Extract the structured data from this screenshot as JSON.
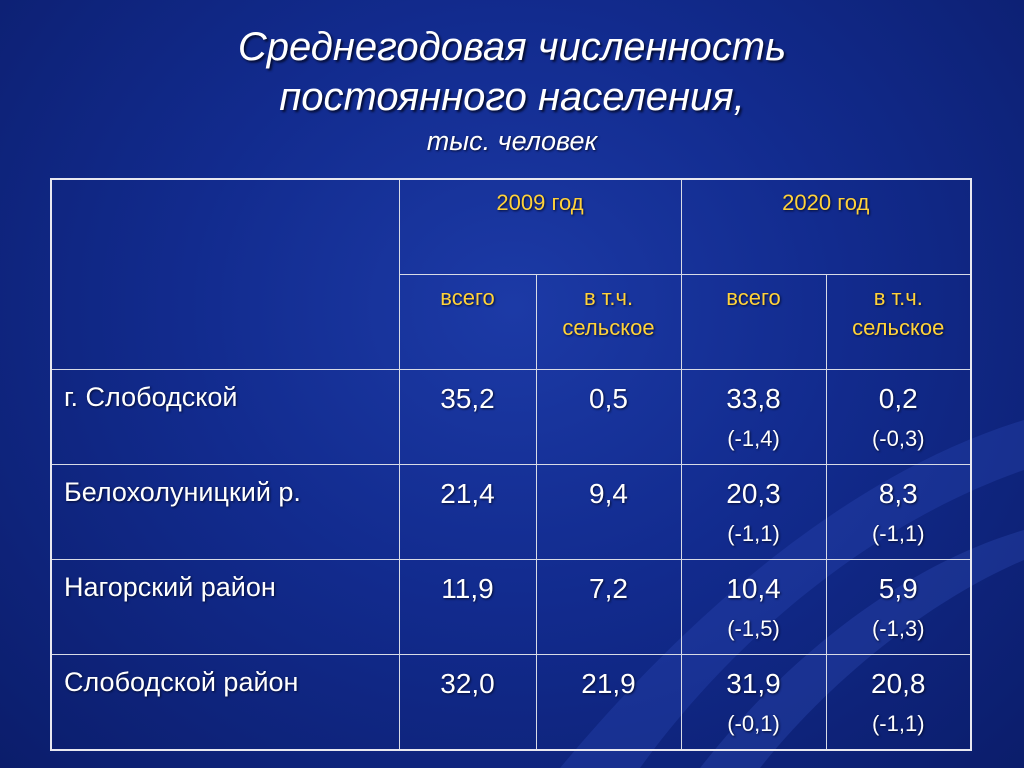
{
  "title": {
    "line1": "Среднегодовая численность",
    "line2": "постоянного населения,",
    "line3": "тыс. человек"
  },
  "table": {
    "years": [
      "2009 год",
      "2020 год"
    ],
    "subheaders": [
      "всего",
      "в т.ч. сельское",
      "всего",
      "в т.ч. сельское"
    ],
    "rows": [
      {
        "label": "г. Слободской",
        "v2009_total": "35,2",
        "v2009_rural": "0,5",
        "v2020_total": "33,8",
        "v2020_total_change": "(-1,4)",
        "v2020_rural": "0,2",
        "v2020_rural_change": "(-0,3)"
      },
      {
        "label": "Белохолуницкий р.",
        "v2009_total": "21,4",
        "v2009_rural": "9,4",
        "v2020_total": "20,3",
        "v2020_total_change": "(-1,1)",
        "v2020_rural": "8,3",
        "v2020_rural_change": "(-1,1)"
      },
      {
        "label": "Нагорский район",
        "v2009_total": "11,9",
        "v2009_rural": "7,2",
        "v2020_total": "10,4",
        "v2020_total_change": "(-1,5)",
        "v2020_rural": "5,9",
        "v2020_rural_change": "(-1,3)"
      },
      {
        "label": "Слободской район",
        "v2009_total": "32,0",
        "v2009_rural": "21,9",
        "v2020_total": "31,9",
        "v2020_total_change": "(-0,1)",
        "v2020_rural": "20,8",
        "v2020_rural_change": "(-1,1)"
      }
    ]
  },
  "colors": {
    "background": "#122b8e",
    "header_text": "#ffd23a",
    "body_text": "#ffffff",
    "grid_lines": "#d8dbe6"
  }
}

- - - - -

#### SHORT TASK
Every record above must be given again exactly; drop the pictures.

#### TASK ANSWER
Extract the structured data from this screenshot as JSON.
{
  "title": {
    "line1": "Среднегодовая численность",
    "line2": "постоянного населения,",
    "line3": "тыс. человек"
  },
  "table": {
    "years": [
      "2009 год",
      "2020 год"
    ],
    "subheaders": [
      "всего",
      "в т.ч. сельское",
      "всего",
      "в т.ч. сельское"
    ],
    "rows": [
      {
        "label": "г. Слободской",
        "v2009_total": "35,2",
        "v2009_rural": "0,5",
        "v2020_total": "33,8",
        "v2020_total_change": "(-1,4)",
        "v2020_rural": "0,2",
        "v2020_rural_change": "(-0,3)"
      },
      {
        "label": "Белохолуницкий р.",
        "v2009_total": "21,4",
        "v2009_rural": "9,4",
        "v2020_total": "20,3",
        "v2020_total_change": "(-1,1)",
        "v2020_rural": "8,3",
        "v2020_rural_change": "(-1,1)"
      },
      {
        "label": "Нагорский район",
        "v2009_total": "11,9",
        "v2009_rural": "7,2",
        "v2020_total": "10,4",
        "v2020_total_change": "(-1,5)",
        "v2020_rural": "5,9",
        "v2020_rural_change": "(-1,3)"
      },
      {
        "label": "Слободской район",
        "v2009_total": "32,0",
        "v2009_rural": "21,9",
        "v2020_total": "31,9",
        "v2020_total_change": "(-0,1)",
        "v2020_rural": "20,8",
        "v2020_rural_change": "(-1,1)"
      }
    ]
  },
  "colors": {
    "background": "#122b8e",
    "header_text": "#ffd23a",
    "body_text": "#ffffff",
    "grid_lines": "#d8dbe6"
  }
}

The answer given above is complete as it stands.